Extracted records
────────────────────
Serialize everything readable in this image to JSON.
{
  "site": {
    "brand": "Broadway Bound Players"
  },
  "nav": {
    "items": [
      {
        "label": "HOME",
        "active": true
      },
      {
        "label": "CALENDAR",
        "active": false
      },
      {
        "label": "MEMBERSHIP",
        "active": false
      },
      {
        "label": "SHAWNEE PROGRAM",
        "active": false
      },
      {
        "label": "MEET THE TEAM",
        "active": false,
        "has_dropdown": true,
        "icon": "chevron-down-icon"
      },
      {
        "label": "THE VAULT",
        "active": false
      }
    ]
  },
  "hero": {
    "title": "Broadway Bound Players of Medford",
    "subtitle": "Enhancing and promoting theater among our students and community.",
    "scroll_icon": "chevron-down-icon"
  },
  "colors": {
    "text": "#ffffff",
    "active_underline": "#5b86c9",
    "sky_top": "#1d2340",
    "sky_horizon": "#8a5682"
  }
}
────────────────────
## WHAT IS BEING ASKED
Without omitting anything, output the entries exactly.

## ANSWER TO THE TASK
Serialize everything readable in this image to JSON.
{
  "site": {
    "brand": "Broadway Bound Players"
  },
  "nav": {
    "items": [
      {
        "label": "HOME",
        "active": true
      },
      {
        "label": "CALENDAR",
        "active": false
      },
      {
        "label": "MEMBERSHIP",
        "active": false
      },
      {
        "label": "SHAWNEE PROGRAM",
        "active": false
      },
      {
        "label": "MEET THE TEAM",
        "active": false,
        "has_dropdown": true,
        "icon": "chevron-down-icon"
      },
      {
        "label": "THE VAULT",
        "active": false
      }
    ]
  },
  "hero": {
    "title": "Broadway Bound Players of Medford",
    "subtitle": "Enhancing and promoting theater among our students and community.",
    "scroll_icon": "chevron-down-icon"
  },
  "colors": {
    "text": "#ffffff",
    "active_underline": "#5b86c9",
    "sky_top": "#1d2340",
    "sky_horizon": "#8a5682"
  }
}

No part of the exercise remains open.